Extracts from a graphics dataset

* begin *

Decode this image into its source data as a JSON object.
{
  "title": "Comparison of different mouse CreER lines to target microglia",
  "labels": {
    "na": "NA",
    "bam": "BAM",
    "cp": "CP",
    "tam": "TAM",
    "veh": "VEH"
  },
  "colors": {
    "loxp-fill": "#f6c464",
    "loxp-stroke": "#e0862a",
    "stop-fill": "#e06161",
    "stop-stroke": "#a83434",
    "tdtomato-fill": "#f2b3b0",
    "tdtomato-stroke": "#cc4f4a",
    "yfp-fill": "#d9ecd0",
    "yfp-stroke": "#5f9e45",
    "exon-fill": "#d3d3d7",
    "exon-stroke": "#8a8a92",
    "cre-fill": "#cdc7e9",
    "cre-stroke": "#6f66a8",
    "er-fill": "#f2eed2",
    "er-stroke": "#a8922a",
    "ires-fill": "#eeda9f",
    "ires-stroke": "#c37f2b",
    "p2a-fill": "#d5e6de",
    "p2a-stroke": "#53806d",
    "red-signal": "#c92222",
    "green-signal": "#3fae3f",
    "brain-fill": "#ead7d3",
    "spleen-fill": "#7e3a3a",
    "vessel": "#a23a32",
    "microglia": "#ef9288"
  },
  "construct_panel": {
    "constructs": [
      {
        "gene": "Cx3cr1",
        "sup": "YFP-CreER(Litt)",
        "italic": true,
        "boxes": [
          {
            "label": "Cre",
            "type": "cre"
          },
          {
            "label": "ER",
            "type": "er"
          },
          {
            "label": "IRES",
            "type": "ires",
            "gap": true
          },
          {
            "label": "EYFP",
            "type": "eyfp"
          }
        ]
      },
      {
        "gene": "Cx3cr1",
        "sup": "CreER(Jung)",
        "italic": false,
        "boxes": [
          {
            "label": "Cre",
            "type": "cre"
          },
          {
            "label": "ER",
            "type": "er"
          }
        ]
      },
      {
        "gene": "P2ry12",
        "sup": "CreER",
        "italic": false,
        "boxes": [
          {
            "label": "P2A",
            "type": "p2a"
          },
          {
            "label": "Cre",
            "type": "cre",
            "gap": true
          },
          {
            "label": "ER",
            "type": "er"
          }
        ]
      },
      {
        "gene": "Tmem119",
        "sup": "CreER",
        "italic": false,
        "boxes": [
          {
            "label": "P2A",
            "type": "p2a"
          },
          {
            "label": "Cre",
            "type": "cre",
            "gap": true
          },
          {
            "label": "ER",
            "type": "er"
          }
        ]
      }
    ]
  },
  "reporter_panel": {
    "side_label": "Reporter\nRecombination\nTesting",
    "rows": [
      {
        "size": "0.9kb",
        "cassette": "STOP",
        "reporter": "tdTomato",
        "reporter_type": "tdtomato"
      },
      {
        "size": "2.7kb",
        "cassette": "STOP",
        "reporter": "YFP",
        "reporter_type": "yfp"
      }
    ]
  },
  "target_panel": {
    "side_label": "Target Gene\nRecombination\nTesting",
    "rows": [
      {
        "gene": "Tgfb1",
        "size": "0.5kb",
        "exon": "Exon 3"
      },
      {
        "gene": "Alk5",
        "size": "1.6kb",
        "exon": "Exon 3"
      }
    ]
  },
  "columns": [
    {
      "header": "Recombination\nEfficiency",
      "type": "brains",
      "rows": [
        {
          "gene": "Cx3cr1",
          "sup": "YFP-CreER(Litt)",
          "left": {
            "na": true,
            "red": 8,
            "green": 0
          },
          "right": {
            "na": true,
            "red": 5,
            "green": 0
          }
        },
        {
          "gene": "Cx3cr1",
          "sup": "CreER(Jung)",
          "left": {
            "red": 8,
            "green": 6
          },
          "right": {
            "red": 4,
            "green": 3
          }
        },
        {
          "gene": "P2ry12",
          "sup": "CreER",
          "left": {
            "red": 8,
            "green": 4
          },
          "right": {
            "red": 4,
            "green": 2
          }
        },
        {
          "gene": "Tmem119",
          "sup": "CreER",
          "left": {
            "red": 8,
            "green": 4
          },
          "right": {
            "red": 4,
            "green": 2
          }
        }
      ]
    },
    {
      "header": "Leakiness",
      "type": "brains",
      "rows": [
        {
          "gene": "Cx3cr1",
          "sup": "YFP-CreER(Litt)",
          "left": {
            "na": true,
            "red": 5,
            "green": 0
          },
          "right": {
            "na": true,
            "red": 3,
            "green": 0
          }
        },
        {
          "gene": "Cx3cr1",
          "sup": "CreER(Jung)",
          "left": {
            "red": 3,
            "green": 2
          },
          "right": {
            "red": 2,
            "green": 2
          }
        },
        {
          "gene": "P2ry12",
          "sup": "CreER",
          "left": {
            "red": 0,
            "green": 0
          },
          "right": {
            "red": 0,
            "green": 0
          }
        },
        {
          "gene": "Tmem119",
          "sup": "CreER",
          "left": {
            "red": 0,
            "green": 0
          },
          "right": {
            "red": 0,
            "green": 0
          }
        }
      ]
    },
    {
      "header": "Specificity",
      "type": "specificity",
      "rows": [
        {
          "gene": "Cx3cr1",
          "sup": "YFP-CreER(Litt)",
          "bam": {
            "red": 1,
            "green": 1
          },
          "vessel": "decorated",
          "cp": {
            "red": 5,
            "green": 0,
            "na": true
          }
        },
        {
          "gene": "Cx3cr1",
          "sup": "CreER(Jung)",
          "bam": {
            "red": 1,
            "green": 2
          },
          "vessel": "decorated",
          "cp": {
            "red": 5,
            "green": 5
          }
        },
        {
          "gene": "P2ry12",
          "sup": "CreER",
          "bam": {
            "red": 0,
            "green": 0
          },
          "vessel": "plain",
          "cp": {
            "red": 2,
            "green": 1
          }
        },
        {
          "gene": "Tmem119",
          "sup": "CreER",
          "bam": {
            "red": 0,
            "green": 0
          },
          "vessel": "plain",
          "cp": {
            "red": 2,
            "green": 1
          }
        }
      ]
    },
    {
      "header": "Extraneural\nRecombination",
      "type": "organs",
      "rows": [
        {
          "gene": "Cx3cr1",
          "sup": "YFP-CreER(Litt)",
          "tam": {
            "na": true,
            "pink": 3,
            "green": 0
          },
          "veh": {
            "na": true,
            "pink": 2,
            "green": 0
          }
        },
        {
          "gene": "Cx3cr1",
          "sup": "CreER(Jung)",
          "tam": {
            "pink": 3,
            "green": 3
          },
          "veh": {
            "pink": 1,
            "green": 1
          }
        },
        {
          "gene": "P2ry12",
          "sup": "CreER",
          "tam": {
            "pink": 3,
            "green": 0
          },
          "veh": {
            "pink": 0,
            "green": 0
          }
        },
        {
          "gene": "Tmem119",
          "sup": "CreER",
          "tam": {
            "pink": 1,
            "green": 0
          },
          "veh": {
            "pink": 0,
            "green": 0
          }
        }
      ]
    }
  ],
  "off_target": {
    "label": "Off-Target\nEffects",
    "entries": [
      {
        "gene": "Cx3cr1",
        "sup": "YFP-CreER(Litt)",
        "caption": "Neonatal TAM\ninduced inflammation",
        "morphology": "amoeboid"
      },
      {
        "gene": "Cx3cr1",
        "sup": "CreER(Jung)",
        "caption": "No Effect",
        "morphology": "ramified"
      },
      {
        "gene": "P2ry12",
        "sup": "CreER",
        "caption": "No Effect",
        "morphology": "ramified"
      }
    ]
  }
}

* end *

▸ **REQUIREMENT**
Give the listing above again, word for word.

▸ **EXERCISE ANSWER**
Decode this image into its source data as a JSON object.
{
  "title": "Comparison of different mouse CreER lines to target microglia",
  "labels": {
    "na": "NA",
    "bam": "BAM",
    "cp": "CP",
    "tam": "TAM",
    "veh": "VEH"
  },
  "colors": {
    "loxp-fill": "#f6c464",
    "loxp-stroke": "#e0862a",
    "stop-fill": "#e06161",
    "stop-stroke": "#a83434",
    "tdtomato-fill": "#f2b3b0",
    "tdtomato-stroke": "#cc4f4a",
    "yfp-fill": "#d9ecd0",
    "yfp-stroke": "#5f9e45",
    "exon-fill": "#d3d3d7",
    "exon-stroke": "#8a8a92",
    "cre-fill": "#cdc7e9",
    "cre-stroke": "#6f66a8",
    "er-fill": "#f2eed2",
    "er-stroke": "#a8922a",
    "ires-fill": "#eeda9f",
    "ires-stroke": "#c37f2b",
    "p2a-fill": "#d5e6de",
    "p2a-stroke": "#53806d",
    "red-signal": "#c92222",
    "green-signal": "#3fae3f",
    "brain-fill": "#ead7d3",
    "spleen-fill": "#7e3a3a",
    "vessel": "#a23a32",
    "microglia": "#ef9288"
  },
  "construct_panel": {
    "constructs": [
      {
        "gene": "Cx3cr1",
        "sup": "YFP-CreER(Litt)",
        "italic": true,
        "boxes": [
          {
            "label": "Cre",
            "type": "cre"
          },
          {
            "label": "ER",
            "type": "er"
          },
          {
            "label": "IRES",
            "type": "ires",
            "gap": true
          },
          {
            "label": "EYFP",
            "type": "eyfp"
          }
        ]
      },
      {
        "gene": "Cx3cr1",
        "sup": "CreER(Jung)",
        "italic": false,
        "boxes": [
          {
            "label": "Cre",
            "type": "cre"
          },
          {
            "label": "ER",
            "type": "er"
          }
        ]
      },
      {
        "gene": "P2ry12",
        "sup": "CreER",
        "italic": false,
        "boxes": [
          {
            "label": "P2A",
            "type": "p2a"
          },
          {
            "label": "Cre",
            "type": "cre",
            "gap": true
          },
          {
            "label": "ER",
            "type": "er"
          }
        ]
      },
      {
        "gene": "Tmem119",
        "sup": "CreER",
        "italic": false,
        "boxes": [
          {
            "label": "P2A",
            "type": "p2a"
          },
          {
            "label": "Cre",
            "type": "cre",
            "gap": true
          },
          {
            "label": "ER",
            "type": "er"
          }
        ]
      }
    ]
  },
  "reporter_panel": {
    "side_label": "Reporter\nRecombination\nTesting",
    "rows": [
      {
        "size": "0.9kb",
        "cassette": "STOP",
        "reporter": "tdTomato",
        "reporter_type": "tdtomato"
      },
      {
        "size": "2.7kb",
        "cassette": "STOP",
        "reporter": "YFP",
        "reporter_type": "yfp"
      }
    ]
  },
  "target_panel": {
    "side_label": "Target Gene\nRecombination\nTesting",
    "rows": [
      {
        "gene": "Tgfb1",
        "size": "0.5kb",
        "exon": "Exon 3"
      },
      {
        "gene": "Alk5",
        "size": "1.6kb",
        "exon": "Exon 3"
      }
    ]
  },
  "columns": [
    {
      "header": "Recombination\nEfficiency",
      "type": "brains",
      "rows": [
        {
          "gene": "Cx3cr1",
          "sup": "YFP-CreER(Litt)",
          "left": {
            "na": true,
            "red": 8,
            "green": 0
          },
          "right": {
            "na": true,
            "red": 5,
            "green": 0
          }
        },
        {
          "gene": "Cx3cr1",
          "sup": "CreER(Jung)",
          "left": {
            "red": 8,
            "green": 6
          },
          "right": {
            "red": 4,
            "green": 3
          }
        },
        {
          "gene": "P2ry12",
          "sup": "CreER",
          "left": {
            "red": 8,
            "green": 4
          },
          "right": {
            "red": 4,
            "green": 2
          }
        },
        {
          "gene": "Tmem119",
          "sup": "CreER",
          "left": {
            "red": 8,
            "green": 4
          },
          "right": {
            "red": 4,
            "green": 2
          }
        }
      ]
    },
    {
      "header": "Leakiness",
      "type": "brains",
      "rows": [
        {
          "gene": "Cx3cr1",
          "sup": "YFP-CreER(Litt)",
          "left": {
            "na": true,
            "red": 5,
            "green": 0
          },
          "right": {
            "na": true,
            "red": 3,
            "green": 0
          }
        },
        {
          "gene": "Cx3cr1",
          "sup": "CreER(Jung)",
          "left": {
            "red": 3,
            "green": 2
          },
          "right": {
            "red": 2,
            "green": 2
          }
        },
        {
          "gene": "P2ry12",
          "sup": "CreER",
          "left": {
            "red": 0,
            "green": 0
          },
          "right": {
            "red": 0,
            "green": 0
          }
        },
        {
          "gene": "Tmem119",
          "sup": "CreER",
          "left": {
            "red": 0,
            "green": 0
          },
          "right": {
            "red": 0,
            "green": 0
          }
        }
      ]
    },
    {
      "header": "Specificity",
      "type": "specificity",
      "rows": [
        {
          "gene": "Cx3cr1",
          "sup": "YFP-CreER(Litt)",
          "bam": {
            "red": 1,
            "green": 1
          },
          "vessel": "decorated",
          "cp": {
            "red": 5,
            "green": 0,
            "na": true
          }
        },
        {
          "gene": "Cx3cr1",
          "sup": "CreER(Jung)",
          "bam": {
            "red": 1,
            "green": 2
          },
          "vessel": "decorated",
          "cp": {
            "red": 5,
            "green": 5
          }
        },
        {
          "gene": "P2ry12",
          "sup": "CreER",
          "bam": {
            "red": 0,
            "green": 0
          },
          "vessel": "plain",
          "cp": {
            "red": 2,
            "green": 1
          }
        },
        {
          "gene": "Tmem119",
          "sup": "CreER",
          "bam": {
            "red": 0,
            "green": 0
          },
          "vessel": "plain",
          "cp": {
            "red": 2,
            "green": 1
          }
        }
      ]
    },
    {
      "header": "Extraneural\nRecombination",
      "type": "organs",
      "rows": [
        {
          "gene": "Cx3cr1",
          "sup": "YFP-CreER(Litt)",
          "tam": {
            "na": true,
            "pink": 3,
            "green": 0
          },
          "veh": {
            "na": true,
            "pink": 2,
            "green": 0
          }
        },
        {
          "gene": "Cx3cr1",
          "sup": "CreER(Jung)",
          "tam": {
            "pink": 3,
            "green": 3
          },
          "veh": {
            "pink": 1,
            "green": 1
          }
        },
        {
          "gene": "P2ry12",
          "sup": "CreER",
          "tam": {
            "pink": 3,
            "green": 0
          },
          "veh": {
            "pink": 0,
            "green": 0
          }
        },
        {
          "gene": "Tmem119",
          "sup": "CreER",
          "tam": {
            "pink": 1,
            "green": 0
          },
          "veh": {
            "pink": 0,
            "green": 0
          }
        }
      ]
    }
  ],
  "off_target": {
    "label": "Off-Target\nEffects",
    "entries": [
      {
        "gene": "Cx3cr1",
        "sup": "YFP-CreER(Litt)",
        "caption": "Neonatal TAM\ninduced inflammation",
        "morphology": "amoeboid"
      },
      {
        "gene": "Cx3cr1",
        "sup": "CreER(Jung)",
        "caption": "No Effect",
        "morphology": "ramified"
      },
      {
        "gene": "P2ry12",
        "sup": "CreER",
        "caption": "No Effect",
        "morphology": "ramified"
      }
    ]
  }
}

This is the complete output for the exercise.